(A run of records)
==========

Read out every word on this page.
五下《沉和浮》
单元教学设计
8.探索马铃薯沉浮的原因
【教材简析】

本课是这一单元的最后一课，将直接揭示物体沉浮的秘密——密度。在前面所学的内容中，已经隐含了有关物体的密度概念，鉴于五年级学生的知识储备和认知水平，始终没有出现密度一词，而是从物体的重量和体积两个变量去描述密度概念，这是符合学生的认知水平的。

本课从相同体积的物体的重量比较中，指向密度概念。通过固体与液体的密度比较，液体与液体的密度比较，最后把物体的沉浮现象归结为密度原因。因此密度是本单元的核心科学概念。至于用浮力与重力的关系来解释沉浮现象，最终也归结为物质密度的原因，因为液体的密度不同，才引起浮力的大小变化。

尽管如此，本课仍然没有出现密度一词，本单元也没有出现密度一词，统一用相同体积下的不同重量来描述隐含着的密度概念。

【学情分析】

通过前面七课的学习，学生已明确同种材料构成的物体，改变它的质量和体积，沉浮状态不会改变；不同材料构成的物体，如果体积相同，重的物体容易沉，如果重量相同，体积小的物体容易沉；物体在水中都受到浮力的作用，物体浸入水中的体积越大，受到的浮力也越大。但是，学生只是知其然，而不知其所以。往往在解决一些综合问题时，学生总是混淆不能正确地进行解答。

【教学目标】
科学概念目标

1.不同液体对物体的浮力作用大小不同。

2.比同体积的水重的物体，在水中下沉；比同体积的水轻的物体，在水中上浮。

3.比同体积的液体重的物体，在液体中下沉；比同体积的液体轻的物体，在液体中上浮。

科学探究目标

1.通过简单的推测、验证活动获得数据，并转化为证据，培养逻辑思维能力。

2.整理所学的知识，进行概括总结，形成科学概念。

==========

● **Job**
Provide an exact reproduction of all the entries shown above.

● **Problem solution**
Read out every word on this page.
五下《沉和浮》
单元教学设计
8.探索马铃薯沉浮的原因
【教材简析】

本课是这一单元的最后一课，将直接揭示物体沉浮的秘密——密度。在前面所学的内容中，已经隐含了有关物体的密度概念，鉴于五年级学生的知识储备和认知水平，始终没有出现密度一词，而是从物体的重量和体积两个变量去描述密度概念，这是符合学生的认知水平的。

本课从相同体积的物体的重量比较中，指向密度概念。通过固体与液体的密度比较，液体与液体的密度比较，最后把物体的沉浮现象归结为密度原因。因此密度是本单元的核心科学概念。至于用浮力与重力的关系来解释沉浮现象，最终也归结为物质密度的原因，因为液体的密度不同，才引起浮力的大小变化。

尽管如此，本课仍然没有出现密度一词，本单元也没有出现密度一词，统一用相同体积下的不同重量来描述隐含着的密度概念。

【学情分析】

通过前面七课的学习，学生已明确同种材料构成的物体，改变它的质量和体积，沉浮状态不会改变；不同材料构成的物体，如果体积相同，重的物体容易沉，如果重量相同，体积小的物体容易沉；物体在水中都受到浮力的作用，物体浸入水中的体积越大，受到的浮力也越大。但是，学生只是知其然，而不知其所以。往往在解决一些综合问题时，学生总是混淆不能正确地进行解答。

【教学目标】
科学概念目标

1.不同液体对物体的浮力作用大小不同。

2.比同体积的水重的物体，在水中下沉；比同体积的水轻的物体，在水中上浮。

3.比同体积的液体重的物体，在液体中下沉；比同体积的液体轻的物体，在液体中上浮。

科学探究目标

1.通过简单的推测、验证活动获得数据，并转化为证据，培养逻辑思维能力。

2.整理所学的知识，进行概括总结，形成科学概念。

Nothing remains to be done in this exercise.